> **Prompt**
Where a line contains the word "this", copy that line.

(Chart and figure data)
=====

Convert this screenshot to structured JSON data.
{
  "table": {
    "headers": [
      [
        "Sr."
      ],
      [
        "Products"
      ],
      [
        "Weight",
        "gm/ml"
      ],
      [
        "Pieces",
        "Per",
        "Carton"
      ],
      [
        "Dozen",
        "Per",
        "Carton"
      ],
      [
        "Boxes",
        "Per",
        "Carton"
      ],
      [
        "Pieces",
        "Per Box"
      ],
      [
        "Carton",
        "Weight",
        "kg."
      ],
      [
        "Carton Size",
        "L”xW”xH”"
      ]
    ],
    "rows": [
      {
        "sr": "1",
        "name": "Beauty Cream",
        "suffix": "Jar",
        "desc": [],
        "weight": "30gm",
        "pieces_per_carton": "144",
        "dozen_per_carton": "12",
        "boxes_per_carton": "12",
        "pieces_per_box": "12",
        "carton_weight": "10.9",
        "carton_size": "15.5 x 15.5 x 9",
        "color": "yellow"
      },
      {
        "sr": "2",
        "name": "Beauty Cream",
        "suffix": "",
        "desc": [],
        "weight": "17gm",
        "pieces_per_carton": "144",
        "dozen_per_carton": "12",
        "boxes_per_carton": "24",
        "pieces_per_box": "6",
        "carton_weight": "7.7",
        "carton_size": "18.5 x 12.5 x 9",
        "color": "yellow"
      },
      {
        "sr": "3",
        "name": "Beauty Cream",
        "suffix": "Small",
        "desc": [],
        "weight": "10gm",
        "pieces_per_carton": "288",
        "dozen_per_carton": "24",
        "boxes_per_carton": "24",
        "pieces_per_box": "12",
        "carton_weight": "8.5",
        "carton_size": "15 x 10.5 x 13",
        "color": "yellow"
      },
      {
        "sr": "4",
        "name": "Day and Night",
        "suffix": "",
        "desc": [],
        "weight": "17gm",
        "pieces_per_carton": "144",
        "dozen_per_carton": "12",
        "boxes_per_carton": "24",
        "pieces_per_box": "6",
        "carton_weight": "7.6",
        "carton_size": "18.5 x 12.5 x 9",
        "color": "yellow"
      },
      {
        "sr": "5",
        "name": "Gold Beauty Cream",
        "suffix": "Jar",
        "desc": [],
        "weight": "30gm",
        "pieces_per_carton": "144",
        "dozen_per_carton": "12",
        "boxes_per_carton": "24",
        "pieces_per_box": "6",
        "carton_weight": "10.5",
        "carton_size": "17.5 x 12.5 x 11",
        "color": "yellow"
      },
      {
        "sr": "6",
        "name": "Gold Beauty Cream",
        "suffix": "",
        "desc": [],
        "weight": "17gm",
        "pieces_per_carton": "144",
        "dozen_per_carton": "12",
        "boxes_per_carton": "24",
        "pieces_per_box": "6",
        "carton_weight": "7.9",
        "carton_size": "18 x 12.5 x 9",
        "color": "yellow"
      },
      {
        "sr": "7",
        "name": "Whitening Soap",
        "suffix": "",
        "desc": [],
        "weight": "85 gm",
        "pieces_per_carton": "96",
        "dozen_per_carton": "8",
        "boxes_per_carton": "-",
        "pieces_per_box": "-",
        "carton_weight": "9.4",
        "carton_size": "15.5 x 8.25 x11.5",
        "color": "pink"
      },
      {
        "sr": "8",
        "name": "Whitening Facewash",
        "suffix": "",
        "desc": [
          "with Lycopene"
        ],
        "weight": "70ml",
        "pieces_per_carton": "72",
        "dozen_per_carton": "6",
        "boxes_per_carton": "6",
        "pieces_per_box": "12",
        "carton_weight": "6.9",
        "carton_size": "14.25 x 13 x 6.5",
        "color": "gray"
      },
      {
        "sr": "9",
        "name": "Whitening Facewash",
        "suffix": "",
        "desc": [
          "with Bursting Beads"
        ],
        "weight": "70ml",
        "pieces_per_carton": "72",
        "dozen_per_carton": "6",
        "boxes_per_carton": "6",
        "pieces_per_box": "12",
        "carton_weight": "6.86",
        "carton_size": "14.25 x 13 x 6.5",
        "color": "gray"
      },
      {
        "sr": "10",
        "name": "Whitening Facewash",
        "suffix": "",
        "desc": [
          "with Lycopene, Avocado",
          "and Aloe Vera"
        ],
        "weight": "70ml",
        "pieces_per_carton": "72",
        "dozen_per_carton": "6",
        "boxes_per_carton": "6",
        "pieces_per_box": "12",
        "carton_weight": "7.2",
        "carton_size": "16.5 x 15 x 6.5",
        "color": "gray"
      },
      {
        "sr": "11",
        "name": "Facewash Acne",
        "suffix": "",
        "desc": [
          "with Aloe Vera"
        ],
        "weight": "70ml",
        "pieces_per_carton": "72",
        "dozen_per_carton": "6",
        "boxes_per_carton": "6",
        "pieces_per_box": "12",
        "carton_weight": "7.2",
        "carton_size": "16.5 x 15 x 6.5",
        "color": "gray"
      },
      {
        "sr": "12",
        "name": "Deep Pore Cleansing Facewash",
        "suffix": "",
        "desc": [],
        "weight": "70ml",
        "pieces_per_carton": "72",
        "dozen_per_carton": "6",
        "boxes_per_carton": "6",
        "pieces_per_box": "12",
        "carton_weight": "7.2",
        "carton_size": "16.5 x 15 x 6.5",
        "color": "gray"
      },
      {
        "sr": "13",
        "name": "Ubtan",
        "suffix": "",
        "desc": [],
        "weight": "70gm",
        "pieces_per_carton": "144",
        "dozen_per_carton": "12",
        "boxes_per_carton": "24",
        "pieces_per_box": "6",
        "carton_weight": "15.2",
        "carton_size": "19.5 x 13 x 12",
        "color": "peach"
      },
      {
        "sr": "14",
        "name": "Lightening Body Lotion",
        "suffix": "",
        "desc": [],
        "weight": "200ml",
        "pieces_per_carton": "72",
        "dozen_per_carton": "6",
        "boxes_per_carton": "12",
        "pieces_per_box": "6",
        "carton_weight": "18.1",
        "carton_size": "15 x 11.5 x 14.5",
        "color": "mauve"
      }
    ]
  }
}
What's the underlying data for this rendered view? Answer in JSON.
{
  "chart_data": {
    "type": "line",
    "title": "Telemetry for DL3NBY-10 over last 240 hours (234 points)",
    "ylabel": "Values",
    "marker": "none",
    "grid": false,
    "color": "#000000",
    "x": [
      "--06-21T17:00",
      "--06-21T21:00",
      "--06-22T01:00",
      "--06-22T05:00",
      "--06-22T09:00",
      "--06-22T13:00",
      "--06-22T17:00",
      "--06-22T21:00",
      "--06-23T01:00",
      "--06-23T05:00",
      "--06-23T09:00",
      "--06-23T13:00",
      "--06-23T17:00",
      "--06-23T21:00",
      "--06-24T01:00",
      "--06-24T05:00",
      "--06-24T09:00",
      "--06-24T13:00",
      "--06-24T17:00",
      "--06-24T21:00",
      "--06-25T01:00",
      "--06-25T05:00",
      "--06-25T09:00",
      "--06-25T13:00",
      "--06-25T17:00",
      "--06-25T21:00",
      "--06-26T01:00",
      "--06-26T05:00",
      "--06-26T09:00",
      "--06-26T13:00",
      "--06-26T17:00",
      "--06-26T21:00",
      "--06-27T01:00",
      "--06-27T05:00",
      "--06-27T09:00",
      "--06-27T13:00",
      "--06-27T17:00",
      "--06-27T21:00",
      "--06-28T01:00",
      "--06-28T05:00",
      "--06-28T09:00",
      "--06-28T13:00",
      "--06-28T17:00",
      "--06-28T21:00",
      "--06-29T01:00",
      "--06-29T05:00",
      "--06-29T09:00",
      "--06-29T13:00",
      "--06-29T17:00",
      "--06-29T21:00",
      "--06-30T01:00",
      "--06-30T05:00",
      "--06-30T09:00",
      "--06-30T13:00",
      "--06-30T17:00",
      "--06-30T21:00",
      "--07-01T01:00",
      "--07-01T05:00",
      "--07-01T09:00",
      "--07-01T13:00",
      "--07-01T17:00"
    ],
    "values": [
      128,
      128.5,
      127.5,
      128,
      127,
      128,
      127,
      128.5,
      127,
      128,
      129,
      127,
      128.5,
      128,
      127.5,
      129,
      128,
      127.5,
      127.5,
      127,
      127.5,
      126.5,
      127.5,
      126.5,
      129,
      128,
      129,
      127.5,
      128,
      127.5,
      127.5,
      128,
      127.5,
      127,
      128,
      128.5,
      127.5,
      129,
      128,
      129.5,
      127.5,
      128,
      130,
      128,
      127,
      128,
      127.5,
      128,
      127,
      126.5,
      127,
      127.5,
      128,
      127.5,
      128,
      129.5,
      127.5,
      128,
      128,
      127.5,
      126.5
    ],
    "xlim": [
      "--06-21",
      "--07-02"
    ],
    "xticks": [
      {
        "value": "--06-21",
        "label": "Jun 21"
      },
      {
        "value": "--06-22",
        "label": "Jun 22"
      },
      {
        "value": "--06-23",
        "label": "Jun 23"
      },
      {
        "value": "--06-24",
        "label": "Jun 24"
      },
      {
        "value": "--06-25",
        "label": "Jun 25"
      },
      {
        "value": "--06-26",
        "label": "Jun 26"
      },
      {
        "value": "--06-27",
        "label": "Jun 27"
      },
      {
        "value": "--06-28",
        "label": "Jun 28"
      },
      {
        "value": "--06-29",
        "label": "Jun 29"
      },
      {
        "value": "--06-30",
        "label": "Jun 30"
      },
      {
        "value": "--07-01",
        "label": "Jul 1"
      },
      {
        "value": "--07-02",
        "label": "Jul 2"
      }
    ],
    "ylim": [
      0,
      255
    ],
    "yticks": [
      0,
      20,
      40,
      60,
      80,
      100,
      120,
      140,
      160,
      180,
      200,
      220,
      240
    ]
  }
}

=====

> **The reply**
Convert this screenshot to structured JSON data.
What's the underlying data for this rendered view? Answer in JSON.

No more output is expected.